[BEGIN Extracted information]

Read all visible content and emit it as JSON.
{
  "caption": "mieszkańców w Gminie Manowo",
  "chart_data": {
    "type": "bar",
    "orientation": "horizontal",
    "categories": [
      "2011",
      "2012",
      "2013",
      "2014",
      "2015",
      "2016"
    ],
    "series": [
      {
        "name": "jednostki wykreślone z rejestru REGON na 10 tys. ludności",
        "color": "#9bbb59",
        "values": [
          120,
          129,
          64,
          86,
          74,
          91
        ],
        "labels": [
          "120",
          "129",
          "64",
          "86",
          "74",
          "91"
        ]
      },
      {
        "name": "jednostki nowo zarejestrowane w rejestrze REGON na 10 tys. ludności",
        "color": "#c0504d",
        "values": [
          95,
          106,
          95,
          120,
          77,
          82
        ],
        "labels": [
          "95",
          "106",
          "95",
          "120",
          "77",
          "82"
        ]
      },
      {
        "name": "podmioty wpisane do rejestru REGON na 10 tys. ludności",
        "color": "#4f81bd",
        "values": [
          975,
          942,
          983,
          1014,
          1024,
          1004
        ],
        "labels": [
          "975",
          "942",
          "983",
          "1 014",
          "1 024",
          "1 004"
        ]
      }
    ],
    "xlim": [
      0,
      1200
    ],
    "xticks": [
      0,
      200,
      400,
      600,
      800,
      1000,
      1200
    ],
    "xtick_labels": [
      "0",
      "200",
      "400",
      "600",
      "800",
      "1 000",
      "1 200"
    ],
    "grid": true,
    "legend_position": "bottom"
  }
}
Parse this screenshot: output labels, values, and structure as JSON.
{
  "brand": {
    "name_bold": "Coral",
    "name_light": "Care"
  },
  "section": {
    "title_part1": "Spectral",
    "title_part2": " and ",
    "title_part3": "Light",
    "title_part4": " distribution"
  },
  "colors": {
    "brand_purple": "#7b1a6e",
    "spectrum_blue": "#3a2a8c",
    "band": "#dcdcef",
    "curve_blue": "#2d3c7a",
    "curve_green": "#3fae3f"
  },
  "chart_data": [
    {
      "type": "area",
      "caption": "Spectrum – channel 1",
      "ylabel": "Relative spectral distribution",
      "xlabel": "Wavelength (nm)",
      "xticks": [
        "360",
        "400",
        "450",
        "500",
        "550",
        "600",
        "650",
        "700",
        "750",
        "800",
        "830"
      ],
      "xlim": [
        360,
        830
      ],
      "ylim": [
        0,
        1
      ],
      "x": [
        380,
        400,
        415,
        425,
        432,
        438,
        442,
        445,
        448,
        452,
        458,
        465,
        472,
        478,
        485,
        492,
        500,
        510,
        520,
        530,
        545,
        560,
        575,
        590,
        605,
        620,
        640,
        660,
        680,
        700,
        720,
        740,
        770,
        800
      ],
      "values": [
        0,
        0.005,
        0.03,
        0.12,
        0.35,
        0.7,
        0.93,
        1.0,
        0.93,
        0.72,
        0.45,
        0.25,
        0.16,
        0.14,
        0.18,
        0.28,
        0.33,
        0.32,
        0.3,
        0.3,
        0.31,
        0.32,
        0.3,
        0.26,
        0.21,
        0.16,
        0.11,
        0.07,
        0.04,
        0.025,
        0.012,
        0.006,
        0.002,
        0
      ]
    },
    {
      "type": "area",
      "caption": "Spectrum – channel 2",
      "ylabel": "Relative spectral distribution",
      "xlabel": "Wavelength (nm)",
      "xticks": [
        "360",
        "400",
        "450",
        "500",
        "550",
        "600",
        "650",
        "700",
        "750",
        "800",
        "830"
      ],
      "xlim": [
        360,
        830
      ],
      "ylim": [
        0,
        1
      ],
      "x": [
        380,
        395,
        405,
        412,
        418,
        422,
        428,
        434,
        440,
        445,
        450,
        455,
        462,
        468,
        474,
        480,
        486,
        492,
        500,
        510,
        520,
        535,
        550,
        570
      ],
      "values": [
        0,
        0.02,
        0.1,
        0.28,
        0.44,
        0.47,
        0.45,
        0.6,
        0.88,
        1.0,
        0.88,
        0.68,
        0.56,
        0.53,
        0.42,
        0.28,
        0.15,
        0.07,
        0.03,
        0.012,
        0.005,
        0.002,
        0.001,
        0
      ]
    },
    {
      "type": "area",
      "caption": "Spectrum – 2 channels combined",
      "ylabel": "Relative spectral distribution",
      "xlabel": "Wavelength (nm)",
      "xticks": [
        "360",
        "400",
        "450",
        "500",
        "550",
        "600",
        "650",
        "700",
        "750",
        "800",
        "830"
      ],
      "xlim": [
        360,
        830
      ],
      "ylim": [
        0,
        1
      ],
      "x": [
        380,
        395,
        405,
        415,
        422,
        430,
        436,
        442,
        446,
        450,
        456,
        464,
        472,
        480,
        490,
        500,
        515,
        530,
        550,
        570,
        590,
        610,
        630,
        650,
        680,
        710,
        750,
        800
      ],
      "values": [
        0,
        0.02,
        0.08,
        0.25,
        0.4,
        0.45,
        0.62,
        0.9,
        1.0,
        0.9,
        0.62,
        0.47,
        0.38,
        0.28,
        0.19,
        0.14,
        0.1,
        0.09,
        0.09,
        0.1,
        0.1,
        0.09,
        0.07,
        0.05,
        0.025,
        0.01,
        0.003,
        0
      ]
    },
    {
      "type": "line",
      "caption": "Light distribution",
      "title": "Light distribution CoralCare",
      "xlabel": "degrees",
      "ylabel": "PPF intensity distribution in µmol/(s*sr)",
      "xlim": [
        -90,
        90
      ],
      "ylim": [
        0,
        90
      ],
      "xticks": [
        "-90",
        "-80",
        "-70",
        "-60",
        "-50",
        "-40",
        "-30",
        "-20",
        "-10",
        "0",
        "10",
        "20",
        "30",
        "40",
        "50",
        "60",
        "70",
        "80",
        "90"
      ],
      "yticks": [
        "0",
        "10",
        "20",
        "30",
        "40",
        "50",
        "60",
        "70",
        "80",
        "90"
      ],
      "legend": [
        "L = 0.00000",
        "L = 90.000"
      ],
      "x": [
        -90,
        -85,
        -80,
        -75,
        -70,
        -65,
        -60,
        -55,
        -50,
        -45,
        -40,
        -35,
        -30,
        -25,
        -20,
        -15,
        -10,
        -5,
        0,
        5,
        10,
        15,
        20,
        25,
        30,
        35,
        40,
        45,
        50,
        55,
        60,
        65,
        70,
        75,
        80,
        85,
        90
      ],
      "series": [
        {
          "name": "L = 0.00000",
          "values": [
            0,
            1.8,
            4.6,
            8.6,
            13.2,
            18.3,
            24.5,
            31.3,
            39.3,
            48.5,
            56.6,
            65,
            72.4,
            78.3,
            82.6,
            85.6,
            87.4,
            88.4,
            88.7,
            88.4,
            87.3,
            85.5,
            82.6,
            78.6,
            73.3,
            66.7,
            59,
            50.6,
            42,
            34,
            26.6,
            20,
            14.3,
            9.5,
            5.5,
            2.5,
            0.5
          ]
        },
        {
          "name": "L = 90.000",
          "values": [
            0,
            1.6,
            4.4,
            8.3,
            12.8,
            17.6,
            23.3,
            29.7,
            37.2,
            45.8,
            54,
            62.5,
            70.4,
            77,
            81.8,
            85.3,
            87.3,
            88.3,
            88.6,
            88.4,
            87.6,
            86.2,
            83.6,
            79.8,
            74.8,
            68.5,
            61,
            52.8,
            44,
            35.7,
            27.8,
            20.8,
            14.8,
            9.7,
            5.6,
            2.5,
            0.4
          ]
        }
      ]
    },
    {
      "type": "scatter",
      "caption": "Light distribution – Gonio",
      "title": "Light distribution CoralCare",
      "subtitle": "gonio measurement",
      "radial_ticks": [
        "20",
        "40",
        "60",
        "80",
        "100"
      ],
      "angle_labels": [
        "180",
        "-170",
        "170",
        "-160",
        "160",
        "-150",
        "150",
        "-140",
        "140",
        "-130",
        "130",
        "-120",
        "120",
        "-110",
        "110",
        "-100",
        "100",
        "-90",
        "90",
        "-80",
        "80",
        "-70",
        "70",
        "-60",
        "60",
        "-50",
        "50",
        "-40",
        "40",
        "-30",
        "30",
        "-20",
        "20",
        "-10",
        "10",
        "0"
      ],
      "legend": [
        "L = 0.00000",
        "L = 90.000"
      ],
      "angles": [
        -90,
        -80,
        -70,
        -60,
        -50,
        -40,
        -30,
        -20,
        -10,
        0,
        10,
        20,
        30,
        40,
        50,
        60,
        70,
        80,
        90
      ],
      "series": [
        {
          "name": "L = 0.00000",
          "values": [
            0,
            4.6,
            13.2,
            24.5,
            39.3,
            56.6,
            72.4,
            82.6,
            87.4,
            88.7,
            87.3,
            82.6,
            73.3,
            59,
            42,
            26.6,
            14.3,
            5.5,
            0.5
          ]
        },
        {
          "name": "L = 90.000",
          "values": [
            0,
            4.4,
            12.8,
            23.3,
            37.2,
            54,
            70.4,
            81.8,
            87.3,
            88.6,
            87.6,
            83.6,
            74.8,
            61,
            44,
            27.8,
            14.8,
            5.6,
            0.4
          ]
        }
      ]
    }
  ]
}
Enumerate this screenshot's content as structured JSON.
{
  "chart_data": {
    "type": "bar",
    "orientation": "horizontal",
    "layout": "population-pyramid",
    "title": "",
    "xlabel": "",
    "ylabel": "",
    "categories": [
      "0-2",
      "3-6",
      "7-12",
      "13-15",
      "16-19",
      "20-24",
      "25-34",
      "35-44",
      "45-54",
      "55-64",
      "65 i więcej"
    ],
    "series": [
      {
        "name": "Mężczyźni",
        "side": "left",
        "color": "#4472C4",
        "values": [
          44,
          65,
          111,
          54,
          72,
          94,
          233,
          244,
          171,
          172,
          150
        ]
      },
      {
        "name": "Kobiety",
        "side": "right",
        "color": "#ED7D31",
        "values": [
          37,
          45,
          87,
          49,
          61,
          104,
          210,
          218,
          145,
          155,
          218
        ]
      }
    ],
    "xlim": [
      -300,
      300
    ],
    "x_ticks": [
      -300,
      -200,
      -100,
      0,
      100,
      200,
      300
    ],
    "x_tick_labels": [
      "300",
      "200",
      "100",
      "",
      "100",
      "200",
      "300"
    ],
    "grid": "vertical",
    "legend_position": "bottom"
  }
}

[END Extracted information]

▶ _Aim of the exercise_: Repeat word for word the lines running from the line containing "Enumerate this screenshot's" to the end of the entries above, inclusive.

▶ _Exercise answer_:
Enumerate this screenshot's content as structured JSON.
{
  "chart_data": {
    "type": "bar",
    "orientation": "horizontal",
    "layout": "population-pyramid",
    "title": "",
    "xlabel": "",
    "ylabel": "",
    "categories": [
      "0-2",
      "3-6",
      "7-12",
      "13-15",
      "16-19",
      "20-24",
      "25-34",
      "35-44",
      "45-54",
      "55-64",
      "65 i więcej"
    ],
    "series": [
      {
        "name": "Mężczyźni",
        "side": "left",
        "color": "#4472C4",
        "values": [
          44,
          65,
          111,
          54,
          72,
          94,
          233,
          244,
          171,
          172,
          150
        ]
      },
      {
        "name": "Kobiety",
        "side": "right",
        "color": "#ED7D31",
        "values": [
          37,
          45,
          87,
          49,
          61,
          104,
          210,
          218,
          145,
          155,
          218
        ]
      }
    ],
    "xlim": [
      -300,
      300
    ],
    "x_ticks": [
      -300,
      -200,
      -100,
      0,
      100,
      200,
      300
    ],
    "x_tick_labels": [
      "300",
      "200",
      "100",
      "",
      "100",
      "200",
      "300"
    ],
    "grid": "vertical",
    "legend_position": "bottom"
  }
}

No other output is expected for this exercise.